**** Entries provided ****

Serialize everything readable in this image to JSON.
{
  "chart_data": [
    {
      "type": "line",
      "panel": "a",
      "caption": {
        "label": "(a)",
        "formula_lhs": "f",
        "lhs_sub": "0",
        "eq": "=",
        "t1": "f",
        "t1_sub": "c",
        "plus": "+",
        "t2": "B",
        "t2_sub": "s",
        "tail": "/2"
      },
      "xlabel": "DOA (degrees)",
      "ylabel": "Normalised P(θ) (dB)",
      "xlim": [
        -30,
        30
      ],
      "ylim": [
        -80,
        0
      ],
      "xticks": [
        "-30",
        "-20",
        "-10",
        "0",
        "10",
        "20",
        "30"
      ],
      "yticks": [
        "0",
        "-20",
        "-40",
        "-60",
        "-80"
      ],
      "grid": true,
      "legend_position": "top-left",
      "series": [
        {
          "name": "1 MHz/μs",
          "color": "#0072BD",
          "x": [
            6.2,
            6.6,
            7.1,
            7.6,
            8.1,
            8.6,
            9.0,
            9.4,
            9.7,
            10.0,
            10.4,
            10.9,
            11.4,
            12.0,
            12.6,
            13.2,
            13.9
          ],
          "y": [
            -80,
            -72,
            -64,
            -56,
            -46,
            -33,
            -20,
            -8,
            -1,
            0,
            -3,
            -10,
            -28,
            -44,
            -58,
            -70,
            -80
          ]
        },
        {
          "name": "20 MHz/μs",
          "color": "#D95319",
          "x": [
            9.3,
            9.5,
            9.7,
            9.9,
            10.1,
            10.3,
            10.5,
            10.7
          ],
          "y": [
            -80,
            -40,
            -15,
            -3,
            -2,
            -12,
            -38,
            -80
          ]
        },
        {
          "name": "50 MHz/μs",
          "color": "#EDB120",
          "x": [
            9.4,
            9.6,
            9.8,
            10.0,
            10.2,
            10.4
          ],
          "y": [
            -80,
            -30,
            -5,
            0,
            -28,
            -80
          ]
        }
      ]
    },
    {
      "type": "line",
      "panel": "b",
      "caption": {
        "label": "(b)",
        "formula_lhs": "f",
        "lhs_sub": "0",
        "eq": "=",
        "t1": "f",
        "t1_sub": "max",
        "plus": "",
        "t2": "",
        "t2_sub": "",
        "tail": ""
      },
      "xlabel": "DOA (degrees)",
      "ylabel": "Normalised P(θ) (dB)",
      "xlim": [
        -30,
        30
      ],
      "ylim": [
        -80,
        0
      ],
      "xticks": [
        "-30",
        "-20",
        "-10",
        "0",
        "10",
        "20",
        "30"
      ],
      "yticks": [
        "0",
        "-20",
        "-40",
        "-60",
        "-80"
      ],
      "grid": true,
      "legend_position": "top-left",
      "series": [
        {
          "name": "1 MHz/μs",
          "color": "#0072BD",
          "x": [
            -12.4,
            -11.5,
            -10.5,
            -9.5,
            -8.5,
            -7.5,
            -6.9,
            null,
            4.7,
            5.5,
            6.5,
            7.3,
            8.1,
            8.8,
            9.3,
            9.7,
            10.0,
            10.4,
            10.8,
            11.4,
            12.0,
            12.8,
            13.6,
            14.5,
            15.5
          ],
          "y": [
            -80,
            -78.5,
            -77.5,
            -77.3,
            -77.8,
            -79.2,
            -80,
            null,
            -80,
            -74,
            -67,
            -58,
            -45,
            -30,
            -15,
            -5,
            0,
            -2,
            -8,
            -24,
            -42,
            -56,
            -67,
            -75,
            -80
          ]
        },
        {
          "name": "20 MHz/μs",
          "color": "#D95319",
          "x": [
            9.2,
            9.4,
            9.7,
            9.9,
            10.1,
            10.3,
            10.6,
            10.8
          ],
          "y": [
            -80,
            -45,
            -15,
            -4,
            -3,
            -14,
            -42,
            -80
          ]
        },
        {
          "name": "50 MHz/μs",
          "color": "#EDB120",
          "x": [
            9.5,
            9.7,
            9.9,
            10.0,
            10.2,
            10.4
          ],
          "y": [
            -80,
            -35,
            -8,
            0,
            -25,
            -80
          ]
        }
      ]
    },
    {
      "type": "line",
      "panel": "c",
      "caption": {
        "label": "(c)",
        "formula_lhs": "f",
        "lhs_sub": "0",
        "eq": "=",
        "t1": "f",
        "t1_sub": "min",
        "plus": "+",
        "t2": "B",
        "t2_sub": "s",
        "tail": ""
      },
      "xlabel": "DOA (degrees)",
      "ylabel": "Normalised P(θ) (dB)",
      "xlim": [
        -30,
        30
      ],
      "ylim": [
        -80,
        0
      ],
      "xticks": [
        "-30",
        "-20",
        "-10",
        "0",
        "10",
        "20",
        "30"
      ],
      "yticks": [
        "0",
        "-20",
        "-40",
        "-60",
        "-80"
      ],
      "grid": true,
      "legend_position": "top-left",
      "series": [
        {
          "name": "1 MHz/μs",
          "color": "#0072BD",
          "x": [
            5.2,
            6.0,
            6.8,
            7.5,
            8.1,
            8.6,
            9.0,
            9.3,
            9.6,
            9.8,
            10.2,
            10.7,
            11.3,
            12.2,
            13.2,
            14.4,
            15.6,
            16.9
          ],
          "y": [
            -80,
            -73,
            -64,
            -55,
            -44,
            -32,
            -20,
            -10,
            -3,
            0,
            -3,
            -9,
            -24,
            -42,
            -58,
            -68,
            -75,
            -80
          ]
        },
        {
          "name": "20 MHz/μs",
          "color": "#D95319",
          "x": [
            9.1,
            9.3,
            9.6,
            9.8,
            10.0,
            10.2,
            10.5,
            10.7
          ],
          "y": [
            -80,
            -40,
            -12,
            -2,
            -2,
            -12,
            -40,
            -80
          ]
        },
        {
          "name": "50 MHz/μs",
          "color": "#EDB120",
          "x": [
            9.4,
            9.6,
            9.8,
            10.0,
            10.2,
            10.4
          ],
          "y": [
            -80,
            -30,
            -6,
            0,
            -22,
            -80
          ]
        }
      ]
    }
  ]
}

****
**** Entries provided ****

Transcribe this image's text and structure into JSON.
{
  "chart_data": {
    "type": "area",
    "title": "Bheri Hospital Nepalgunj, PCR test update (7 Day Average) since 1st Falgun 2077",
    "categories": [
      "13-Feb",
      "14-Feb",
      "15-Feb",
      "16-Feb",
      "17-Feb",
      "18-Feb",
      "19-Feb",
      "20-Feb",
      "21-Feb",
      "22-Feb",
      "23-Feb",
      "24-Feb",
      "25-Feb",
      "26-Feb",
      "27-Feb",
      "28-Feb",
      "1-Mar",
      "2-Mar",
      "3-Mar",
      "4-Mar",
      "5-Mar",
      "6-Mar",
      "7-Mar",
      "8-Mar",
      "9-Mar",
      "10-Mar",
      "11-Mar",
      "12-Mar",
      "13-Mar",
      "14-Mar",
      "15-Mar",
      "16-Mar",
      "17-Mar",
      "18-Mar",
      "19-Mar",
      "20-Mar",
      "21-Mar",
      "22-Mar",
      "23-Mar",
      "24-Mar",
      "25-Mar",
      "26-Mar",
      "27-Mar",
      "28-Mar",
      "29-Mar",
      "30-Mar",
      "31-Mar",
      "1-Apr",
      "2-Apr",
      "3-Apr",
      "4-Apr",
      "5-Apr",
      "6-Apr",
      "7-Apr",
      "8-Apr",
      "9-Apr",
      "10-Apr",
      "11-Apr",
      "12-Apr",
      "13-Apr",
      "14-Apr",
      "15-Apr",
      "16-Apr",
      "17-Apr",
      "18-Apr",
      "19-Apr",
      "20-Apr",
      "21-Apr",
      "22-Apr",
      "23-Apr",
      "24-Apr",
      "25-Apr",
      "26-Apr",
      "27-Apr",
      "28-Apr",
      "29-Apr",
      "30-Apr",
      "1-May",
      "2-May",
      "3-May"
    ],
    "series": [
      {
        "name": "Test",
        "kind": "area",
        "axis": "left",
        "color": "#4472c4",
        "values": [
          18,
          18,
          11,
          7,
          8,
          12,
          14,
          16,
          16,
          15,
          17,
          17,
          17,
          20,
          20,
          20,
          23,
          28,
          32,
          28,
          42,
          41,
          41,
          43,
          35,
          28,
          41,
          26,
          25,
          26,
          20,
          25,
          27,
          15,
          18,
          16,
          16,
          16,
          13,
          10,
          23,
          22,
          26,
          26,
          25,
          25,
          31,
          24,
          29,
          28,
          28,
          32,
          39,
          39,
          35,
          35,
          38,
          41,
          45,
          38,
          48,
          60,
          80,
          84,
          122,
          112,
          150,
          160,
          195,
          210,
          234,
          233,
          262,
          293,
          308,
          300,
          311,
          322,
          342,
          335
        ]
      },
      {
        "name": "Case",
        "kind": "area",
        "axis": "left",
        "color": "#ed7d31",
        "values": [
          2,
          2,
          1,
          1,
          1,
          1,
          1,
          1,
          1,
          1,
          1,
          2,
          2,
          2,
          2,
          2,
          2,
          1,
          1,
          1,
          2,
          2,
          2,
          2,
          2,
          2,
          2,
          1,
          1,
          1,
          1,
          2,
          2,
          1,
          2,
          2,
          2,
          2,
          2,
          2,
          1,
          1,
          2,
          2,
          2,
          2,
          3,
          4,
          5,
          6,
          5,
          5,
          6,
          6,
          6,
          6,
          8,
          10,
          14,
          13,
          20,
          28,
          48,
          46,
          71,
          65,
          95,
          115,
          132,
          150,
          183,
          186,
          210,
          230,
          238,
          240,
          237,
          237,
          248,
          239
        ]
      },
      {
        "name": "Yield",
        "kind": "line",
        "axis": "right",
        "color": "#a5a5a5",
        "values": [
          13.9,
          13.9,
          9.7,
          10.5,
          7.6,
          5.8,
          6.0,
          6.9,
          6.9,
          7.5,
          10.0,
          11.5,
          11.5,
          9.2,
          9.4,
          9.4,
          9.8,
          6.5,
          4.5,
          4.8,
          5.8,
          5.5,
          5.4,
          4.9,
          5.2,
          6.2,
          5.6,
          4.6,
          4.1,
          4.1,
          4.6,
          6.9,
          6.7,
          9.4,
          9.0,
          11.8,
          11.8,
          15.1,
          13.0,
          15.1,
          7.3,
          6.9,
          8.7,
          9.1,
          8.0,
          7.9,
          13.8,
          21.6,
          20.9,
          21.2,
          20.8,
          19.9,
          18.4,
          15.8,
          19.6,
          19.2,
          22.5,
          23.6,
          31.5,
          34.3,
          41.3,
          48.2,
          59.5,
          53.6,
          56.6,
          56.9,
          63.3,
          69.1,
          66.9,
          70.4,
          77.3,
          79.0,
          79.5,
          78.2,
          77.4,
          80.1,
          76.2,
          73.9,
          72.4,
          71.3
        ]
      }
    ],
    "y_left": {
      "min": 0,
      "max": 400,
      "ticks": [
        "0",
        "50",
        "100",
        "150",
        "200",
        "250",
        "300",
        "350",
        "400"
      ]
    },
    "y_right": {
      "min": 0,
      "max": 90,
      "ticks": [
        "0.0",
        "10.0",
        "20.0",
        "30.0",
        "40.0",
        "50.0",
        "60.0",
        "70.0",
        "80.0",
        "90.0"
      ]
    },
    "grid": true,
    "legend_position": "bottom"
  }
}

****

▸ **Given task**
Look through the listing and extract every line with "this" in it.

▸ **Response**
Serialize everything readable in this image to JSON.
Transcribe this image's text and structure into JSON.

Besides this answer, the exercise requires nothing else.